+++ Given entries +++

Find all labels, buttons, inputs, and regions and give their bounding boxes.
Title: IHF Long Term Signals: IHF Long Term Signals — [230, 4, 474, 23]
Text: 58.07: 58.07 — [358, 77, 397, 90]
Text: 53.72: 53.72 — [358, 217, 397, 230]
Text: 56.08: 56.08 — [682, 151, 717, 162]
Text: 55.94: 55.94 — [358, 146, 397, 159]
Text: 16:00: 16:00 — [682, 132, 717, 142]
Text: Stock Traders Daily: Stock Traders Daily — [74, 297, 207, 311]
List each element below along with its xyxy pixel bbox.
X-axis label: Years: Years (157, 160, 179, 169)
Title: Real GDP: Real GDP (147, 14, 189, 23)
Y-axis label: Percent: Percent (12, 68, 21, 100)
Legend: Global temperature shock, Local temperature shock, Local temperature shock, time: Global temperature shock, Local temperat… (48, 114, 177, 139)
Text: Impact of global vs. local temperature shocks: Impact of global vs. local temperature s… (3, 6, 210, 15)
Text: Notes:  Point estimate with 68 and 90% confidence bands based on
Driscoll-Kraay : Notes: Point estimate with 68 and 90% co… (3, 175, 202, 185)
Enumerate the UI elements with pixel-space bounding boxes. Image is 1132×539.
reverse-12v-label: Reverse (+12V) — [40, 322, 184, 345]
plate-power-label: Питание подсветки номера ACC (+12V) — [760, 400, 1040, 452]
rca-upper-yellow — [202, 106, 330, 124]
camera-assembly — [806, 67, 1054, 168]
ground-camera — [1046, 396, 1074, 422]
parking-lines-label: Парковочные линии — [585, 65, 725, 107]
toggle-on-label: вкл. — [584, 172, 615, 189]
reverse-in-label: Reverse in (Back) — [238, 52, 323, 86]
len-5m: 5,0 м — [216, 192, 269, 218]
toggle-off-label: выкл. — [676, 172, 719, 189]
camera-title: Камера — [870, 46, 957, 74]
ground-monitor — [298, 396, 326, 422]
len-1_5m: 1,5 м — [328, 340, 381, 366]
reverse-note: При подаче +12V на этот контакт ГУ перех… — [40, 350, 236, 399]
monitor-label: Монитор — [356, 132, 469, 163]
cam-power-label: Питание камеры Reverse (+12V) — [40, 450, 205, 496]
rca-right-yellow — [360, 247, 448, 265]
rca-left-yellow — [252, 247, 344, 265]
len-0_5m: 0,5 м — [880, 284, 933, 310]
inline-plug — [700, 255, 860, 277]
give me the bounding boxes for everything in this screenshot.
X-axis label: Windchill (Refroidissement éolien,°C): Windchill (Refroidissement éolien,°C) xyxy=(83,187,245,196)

+++

• What you will do
Which lines in the material contain the word "estimate"? Select each of them and copy it out.

• The output
Text: Notes:  Point estimate with 68 and 90% confidence bands based on
Driscoll-Kraay : Notes: Point estimate with 68 and 90% co… (3, 175, 202, 185)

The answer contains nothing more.